• **RECORDS SUPPLIED**:
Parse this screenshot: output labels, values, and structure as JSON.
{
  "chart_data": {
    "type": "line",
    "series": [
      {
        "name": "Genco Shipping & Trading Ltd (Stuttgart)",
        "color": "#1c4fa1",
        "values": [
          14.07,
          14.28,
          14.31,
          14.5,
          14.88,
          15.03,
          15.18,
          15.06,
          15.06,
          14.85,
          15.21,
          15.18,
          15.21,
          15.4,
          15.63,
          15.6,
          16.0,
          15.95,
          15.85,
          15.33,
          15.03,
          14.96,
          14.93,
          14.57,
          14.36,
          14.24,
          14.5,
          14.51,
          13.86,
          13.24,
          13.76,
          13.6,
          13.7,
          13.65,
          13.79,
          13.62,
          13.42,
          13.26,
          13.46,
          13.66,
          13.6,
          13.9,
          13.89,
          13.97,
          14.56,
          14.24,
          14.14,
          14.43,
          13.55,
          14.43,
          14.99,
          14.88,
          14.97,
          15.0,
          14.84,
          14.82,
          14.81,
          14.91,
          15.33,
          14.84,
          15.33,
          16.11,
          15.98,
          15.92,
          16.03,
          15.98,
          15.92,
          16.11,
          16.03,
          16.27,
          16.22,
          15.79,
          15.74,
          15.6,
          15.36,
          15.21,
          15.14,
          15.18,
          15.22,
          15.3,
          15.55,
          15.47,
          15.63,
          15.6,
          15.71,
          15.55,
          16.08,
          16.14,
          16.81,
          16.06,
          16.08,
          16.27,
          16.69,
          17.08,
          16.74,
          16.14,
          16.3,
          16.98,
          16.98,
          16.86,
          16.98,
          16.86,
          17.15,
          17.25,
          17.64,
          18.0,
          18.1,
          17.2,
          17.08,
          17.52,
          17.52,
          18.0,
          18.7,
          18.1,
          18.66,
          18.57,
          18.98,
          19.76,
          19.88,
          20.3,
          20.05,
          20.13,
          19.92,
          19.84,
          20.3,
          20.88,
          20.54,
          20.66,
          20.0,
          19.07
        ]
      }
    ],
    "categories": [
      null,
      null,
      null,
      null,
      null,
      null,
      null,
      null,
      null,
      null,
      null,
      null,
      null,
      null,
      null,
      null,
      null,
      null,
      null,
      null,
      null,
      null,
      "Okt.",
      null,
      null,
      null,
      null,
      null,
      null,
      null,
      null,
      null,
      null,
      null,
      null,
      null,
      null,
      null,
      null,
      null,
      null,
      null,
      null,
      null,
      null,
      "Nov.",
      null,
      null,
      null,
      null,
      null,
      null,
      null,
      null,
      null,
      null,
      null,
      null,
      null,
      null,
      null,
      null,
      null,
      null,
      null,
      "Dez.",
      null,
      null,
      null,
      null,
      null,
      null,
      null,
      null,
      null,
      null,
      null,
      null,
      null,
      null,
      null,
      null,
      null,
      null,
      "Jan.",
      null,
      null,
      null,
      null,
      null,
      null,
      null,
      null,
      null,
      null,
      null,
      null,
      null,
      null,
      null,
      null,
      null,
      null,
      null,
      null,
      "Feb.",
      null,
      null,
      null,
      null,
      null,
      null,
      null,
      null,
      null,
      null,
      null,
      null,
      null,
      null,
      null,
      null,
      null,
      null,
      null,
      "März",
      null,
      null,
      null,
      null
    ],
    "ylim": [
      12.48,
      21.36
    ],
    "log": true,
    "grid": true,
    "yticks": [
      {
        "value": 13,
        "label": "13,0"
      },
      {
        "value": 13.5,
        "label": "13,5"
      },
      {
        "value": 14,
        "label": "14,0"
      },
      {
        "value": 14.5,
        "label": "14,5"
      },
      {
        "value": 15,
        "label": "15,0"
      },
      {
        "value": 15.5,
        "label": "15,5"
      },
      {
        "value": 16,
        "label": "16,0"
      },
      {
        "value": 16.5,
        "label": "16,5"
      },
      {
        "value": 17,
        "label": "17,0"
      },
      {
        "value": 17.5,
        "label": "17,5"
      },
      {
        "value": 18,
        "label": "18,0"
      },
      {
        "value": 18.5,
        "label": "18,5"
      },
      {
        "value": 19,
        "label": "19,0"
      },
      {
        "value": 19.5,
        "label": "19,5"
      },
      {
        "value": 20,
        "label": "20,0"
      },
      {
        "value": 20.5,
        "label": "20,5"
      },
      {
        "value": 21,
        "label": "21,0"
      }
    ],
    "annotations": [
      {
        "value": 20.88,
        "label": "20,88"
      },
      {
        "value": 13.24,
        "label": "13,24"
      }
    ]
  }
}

• **WHAT IS ASKED**:
Reproduce each record shown above without altering a single word.

• **THE RESPONSE**:
Parse this screenshot: output labels, values, and structure as JSON.
{
  "chart_data": {
    "type": "line",
    "series": [
      {
        "name": "Genco Shipping & Trading Ltd (Stuttgart)",
        "color": "#1c4fa1",
        "values": [
          14.07,
          14.28,
          14.31,
          14.5,
          14.88,
          15.03,
          15.18,
          15.06,
          15.06,
          14.85,
          15.21,
          15.18,
          15.21,
          15.4,
          15.63,
          15.6,
          16.0,
          15.95,
          15.85,
          15.33,
          15.03,
          14.96,
          14.93,
          14.57,
          14.36,
          14.24,
          14.5,
          14.51,
          13.86,
          13.24,
          13.76,
          13.6,
          13.7,
          13.65,
          13.79,
          13.62,
          13.42,
          13.26,
          13.46,
          13.66,
          13.6,
          13.9,
          13.89,
          13.97,
          14.56,
          14.24,
          14.14,
          14.43,
          13.55,
          14.43,
          14.99,
          14.88,
          14.97,
          15.0,
          14.84,
          14.82,
          14.81,
          14.91,
          15.33,
          14.84,
          15.33,
          16.11,
          15.98,
          15.92,
          16.03,
          15.98,
          15.92,
          16.11,
          16.03,
          16.27,
          16.22,
          15.79,
          15.74,
          15.6,
          15.36,
          15.21,
          15.14,
          15.18,
          15.22,
          15.3,
          15.55,
          15.47,
          15.63,
          15.6,
          15.71,
          15.55,
          16.08,
          16.14,
          16.81,
          16.06,
          16.08,
          16.27,
          16.69,
          17.08,
          16.74,
          16.14,
          16.3,
          16.98,
          16.98,
          16.86,
          16.98,
          16.86,
          17.15,
          17.25,
          17.64,
          18.0,
          18.1,
          17.2,
          17.08,
          17.52,
          17.52,
          18.0,
          18.7,
          18.1,
          18.66,
          18.57,
          18.98,
          19.76,
          19.88,
          20.3,
          20.05,
          20.13,
          19.92,
          19.84,
          20.3,
          20.88,
          20.54,
          20.66,
          20.0,
          19.07
        ]
      }
    ],
    "categories": [
      null,
      null,
      null,
      null,
      null,
      null,
      null,
      null,
      null,
      null,
      null,
      null,
      null,
      null,
      null,
      null,
      null,
      null,
      null,
      null,
      null,
      null,
      "Okt.",
      null,
      null,
      null,
      null,
      null,
      null,
      null,
      null,
      null,
      null,
      null,
      null,
      null,
      null,
      null,
      null,
      null,
      null,
      null,
      null,
      null,
      null,
      "Nov.",
      null,
      null,
      null,
      null,
      null,
      null,
      null,
      null,
      null,
      null,
      null,
      null,
      null,
      null,
      null,
      null,
      null,
      null,
      null,
      "Dez.",
      null,
      null,
      null,
      null,
      null,
      null,
      null,
      null,
      null,
      null,
      null,
      null,
      null,
      null,
      null,
      null,
      null,
      null,
      "Jan.",
      null,
      null,
      null,
      null,
      null,
      null,
      null,
      null,
      null,
      null,
      null,
      null,
      null,
      null,
      null,
      null,
      null,
      null,
      null,
      null,
      "Feb.",
      null,
      null,
      null,
      null,
      null,
      null,
      null,
      null,
      null,
      null,
      null,
      null,
      null,
      null,
      null,
      null,
      null,
      null,
      null,
      "März",
      null,
      null,
      null,
      null
    ],
    "ylim": [
      12.48,
      21.36
    ],
    "log": true,
    "grid": true,
    "yticks": [
      {
        "value": 13,
        "label": "13,0"
      },
      {
        "value": 13.5,
        "label": "13,5"
      },
      {
        "value": 14,
        "label": "14,0"
      },
      {
        "value": 14.5,
        "label": "14,5"
      },
      {
        "value": 15,
        "label": "15,0"
      },
      {
        "value": 15.5,
        "label": "15,5"
      },
      {
        "value": 16,
        "label": "16,0"
      },
      {
        "value": 16.5,
        "label": "16,5"
      },
      {
        "value": 17,
        "label": "17,0"
      },
      {
        "value": 17.5,
        "label": "17,5"
      },
      {
        "value": 18,
        "label": "18,0"
      },
      {
        "value": 18.5,
        "label": "18,5"
      },
      {
        "value": 19,
        "label": "19,0"
      },
      {
        "value": 19.5,
        "label": "19,5"
      },
      {
        "value": 20,
        "label": "20,0"
      },
      {
        "value": 20.5,
        "label": "20,5"
      },
      {
        "value": 21,
        "label": "21,0"
      }
    ],
    "annotations": [
      {
        "value": 20.88,
        "label": "20,88"
      },
      {
        "value": 13.24,
        "label": "13,24"
      }
    ]
  }
}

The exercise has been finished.